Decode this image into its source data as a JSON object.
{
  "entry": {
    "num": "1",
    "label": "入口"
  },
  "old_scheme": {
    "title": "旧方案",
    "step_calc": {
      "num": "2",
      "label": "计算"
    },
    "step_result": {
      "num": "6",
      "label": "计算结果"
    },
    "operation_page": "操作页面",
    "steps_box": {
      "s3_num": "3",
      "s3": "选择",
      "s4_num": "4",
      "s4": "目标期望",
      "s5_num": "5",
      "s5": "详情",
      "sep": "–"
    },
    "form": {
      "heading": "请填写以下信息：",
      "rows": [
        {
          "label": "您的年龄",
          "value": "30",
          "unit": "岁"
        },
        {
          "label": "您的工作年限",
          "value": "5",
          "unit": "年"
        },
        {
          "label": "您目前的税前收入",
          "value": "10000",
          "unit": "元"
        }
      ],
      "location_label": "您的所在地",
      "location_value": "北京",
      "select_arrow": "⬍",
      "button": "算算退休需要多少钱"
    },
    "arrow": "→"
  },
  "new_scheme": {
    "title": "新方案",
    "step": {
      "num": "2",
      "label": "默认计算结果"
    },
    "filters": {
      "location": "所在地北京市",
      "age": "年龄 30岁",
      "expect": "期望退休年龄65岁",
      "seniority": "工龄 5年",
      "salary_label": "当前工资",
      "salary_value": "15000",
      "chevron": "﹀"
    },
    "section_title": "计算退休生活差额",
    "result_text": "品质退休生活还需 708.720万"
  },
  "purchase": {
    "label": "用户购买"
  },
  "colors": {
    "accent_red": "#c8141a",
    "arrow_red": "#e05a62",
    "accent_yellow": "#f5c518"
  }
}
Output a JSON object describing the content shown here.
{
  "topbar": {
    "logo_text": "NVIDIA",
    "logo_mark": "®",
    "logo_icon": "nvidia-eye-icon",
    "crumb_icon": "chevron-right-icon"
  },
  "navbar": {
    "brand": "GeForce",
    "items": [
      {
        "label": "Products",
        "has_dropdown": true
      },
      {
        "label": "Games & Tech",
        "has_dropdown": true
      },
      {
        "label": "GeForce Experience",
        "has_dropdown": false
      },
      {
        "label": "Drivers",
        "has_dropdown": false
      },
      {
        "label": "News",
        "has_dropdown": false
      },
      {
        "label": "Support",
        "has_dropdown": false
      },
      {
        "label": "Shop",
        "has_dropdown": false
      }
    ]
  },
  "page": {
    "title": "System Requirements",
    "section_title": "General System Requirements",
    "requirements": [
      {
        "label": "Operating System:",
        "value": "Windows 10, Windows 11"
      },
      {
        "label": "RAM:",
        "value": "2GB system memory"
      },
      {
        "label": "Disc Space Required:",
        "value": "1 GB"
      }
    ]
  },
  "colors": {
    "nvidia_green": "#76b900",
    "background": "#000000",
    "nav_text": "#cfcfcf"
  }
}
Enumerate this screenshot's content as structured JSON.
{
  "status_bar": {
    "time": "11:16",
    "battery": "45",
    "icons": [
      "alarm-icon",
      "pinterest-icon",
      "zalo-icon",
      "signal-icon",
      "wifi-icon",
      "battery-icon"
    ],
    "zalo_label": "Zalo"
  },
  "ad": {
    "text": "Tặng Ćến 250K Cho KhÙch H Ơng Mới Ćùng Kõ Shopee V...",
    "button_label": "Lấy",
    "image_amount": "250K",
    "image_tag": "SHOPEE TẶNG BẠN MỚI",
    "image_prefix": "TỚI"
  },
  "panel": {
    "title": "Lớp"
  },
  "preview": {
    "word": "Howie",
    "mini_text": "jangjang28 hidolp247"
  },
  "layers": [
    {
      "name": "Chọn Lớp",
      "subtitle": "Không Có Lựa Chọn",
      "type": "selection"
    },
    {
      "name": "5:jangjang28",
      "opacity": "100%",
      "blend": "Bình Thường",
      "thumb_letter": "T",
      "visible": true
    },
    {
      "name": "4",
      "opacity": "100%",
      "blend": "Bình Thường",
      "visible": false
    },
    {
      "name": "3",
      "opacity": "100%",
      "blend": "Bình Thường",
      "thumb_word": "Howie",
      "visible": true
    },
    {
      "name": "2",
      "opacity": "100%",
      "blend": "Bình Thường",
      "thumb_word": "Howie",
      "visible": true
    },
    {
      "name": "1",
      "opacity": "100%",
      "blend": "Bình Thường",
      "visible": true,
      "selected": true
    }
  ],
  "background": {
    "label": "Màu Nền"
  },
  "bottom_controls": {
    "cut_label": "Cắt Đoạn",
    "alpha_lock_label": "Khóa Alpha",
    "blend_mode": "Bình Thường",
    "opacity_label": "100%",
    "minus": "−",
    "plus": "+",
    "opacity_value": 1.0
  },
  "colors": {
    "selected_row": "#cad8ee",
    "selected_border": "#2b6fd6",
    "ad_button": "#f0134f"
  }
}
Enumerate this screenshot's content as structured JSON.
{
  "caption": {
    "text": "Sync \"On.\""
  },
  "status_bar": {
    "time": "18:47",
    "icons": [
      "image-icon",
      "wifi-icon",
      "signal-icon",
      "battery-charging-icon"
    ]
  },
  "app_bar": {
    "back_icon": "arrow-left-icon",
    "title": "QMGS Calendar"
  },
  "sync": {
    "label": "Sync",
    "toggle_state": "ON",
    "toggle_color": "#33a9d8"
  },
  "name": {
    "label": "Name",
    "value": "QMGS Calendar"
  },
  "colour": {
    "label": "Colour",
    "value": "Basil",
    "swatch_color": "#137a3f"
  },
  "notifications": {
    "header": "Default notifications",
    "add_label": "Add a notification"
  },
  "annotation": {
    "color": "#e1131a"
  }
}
* * *
WHAT TO WORK ON:
Report how many lines contain "chevron". Give nothing but the number.

RESPONSE TO THIS EXERCISE:
2